## PASSAGE PROVIDED
####################
Neil Young performs in a benefit concert at Lakefield College School in Lakefield, Ont., on Friday. The event raised funds to restore the property’s historic farmhouse and adjacent cabins.Sam Riches/The Globe and Mail
Thomas Wolfe was wrong. You actually can go home again.
At a solo acoustic concert on a soggy Friday evening on a farm in Lakefield, Ont., Neil Young journeyed deep into the past, paying particular attention to songs that reflected upon his youth.
After greeting his audience with “Hey, folks,” he strummed the opening chords on a 12-string Taylor acoustic guitar to 1978’s Comes a Time, a pleasant ballad about settling down after years of drifting. Throughout the night he used harmonicas, on a holder hanging on his neck, in a number of keys.
On the coming-of-age Sugar Mountain, the 79-year-old icon’s straining voice broke at “Ain’t it funny how you feel, when you’re findin’ out it’s real.” His Buffalo Springfield number I Am a Child was a father-son reminiscence.
The concert for more than 2,000 cheerful people in boots and rain gear was in benefit of a historic 160-acre farm that belongs to Lakefield College School, a boarding school in the Kawartha Lakes region founded in 1879. Tickets ranged from $550 to $1,550.
Despite steady rain, more than 2,000 concertgoers gathered to see Neil Young perform.Sam Riches/The Globe and Mail
The farm is not far from a cottage Young shares with his actress wife Daryl Hannah on Stony Lake. Lakefield is also near his childhood home of Omemee, some 75 years away, as the time flies.
From the stage, Young could see the farmhouse he is helping to restore. Proceeds from the concert will be used for that project and more. “There’s a beautiful old house from 1900,” he told the audience. (It actually dates to 1878.) Young said he liked the idea that people from around the world could come and look at it and think, “Yep, that’s Canada.”
Some of us were thinking the same thing looking at Young.
Under a jacket and a flannel shirt, he wore a another shirt emblazoned with a small Canadian maple leaf. His dogs, Moon and Mo, sat sidestage. He wore a ball cap that said, “Human Made.” Young enjoyed a causal rapport with his fans.
In a solo acoustic performance, Neil Young journeyed deep into the past, playing songs reminiscent of his youth.Sam Riches/The Globe and Mail
When he asked, “What’s goin’ on?” a woman responded with, “That’s a good question, Neil.” When someone yelled for Down by the River, Young wondered if he should play rock ‘n’ roll with his “imaginary band,” as he motioned behind him to a stage filled with a grand piano, pump organ and a stand-up piano but no other musicians.
Later, Young joked that he’d forgotten all his songs. “We remember them,” a man quickly shouted back.
Before the concert, I spoke with Donald Ross, the Toronto investment banker and philanthropist who with his wife purchased the farm to save it from development, with the purpose of donating it to his alma mater.
####################
## ENTRIES PROVIDED
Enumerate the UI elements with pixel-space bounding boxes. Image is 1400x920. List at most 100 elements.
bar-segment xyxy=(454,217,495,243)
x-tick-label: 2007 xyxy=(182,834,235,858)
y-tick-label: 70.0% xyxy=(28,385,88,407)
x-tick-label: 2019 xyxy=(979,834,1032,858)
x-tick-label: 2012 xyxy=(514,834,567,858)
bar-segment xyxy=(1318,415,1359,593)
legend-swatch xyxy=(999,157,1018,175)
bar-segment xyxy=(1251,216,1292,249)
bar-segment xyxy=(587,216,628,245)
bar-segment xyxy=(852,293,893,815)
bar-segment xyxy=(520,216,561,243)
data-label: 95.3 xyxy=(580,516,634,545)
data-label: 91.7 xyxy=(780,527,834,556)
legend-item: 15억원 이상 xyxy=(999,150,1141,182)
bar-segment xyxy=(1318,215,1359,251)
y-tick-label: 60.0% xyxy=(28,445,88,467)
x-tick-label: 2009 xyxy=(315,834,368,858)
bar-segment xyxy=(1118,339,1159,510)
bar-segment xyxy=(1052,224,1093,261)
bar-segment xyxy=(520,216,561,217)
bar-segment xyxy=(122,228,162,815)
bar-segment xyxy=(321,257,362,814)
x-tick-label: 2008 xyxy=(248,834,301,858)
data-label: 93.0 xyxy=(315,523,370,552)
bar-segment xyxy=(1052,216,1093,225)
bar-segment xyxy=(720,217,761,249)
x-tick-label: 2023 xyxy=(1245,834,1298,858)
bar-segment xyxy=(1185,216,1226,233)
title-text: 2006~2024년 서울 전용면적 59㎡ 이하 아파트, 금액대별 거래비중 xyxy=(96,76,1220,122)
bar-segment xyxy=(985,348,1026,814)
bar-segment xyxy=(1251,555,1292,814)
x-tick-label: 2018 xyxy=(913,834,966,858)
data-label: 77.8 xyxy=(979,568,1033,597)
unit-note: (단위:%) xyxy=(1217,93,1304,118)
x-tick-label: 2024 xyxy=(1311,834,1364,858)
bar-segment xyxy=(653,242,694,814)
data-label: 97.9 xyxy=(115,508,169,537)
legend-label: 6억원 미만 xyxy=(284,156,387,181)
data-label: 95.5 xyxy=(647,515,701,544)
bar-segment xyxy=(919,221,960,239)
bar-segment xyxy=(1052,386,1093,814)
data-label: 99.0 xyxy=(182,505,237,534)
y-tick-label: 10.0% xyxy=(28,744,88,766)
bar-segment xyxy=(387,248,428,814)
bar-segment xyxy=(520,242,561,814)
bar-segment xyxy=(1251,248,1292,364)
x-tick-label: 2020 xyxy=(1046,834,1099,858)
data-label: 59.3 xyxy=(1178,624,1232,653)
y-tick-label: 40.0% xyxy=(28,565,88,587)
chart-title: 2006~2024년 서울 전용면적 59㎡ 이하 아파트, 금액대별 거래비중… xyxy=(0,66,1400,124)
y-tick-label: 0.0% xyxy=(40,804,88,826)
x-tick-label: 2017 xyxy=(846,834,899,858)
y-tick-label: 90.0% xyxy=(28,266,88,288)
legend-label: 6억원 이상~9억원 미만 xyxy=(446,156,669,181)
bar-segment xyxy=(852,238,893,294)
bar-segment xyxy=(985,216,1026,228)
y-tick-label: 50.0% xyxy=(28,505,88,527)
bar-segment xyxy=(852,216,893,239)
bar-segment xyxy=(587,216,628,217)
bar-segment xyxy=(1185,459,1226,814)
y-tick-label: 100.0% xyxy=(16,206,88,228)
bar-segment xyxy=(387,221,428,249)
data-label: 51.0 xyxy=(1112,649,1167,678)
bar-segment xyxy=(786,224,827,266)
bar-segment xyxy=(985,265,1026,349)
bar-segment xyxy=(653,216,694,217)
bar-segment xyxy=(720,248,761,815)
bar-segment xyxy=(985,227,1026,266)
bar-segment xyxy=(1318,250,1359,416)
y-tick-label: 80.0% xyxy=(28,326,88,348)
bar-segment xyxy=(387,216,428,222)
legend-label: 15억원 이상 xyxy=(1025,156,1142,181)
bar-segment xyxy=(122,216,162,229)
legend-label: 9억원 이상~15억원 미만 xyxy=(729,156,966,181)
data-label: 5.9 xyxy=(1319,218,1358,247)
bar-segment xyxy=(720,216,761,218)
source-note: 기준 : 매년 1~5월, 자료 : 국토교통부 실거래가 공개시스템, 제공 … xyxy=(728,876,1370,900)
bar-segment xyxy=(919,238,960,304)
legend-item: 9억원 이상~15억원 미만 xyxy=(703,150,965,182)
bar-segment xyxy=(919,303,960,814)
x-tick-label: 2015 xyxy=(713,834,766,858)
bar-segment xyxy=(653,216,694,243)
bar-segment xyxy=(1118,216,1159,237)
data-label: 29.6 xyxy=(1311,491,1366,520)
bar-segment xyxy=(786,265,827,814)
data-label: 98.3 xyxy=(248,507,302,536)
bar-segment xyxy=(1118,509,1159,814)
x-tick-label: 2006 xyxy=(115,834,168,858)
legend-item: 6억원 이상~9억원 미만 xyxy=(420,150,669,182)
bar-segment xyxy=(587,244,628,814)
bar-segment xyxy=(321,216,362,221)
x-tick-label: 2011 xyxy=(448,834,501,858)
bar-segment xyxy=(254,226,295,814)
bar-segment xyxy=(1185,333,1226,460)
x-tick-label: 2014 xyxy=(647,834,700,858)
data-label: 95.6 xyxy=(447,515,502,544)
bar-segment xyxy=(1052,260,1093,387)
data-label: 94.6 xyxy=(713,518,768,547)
####################
## WORK REQUEST 1
Answer these about the Neil Young article:
(a) What kind of guitar did Young strum for the opening song?
(b) How large is the farm that belongs to Lakefield College School?
(c) What are the names of Young's dogs?
## WORK REQUEST 2
Please return, word for word, the part of the Neil Young article between "After greeting his" and "number of keys.", inclusive.

## WORKED SOLUTION 1
(a) A 12-string Taylor acoustic guitar.
(b) 160 acres.
(c) Moon and Mo.

## WORKED SOLUTION 2
After greeting his audience with “Hey, folks,” he strummed the opening chords on a 12-string Taylor acoustic guitar to 1978’s Comes a Time, a pleasant ballad about settling down after years of drifting. Throughout the night he used harmonicas, on a holder hanging on his neck, in a number of keys.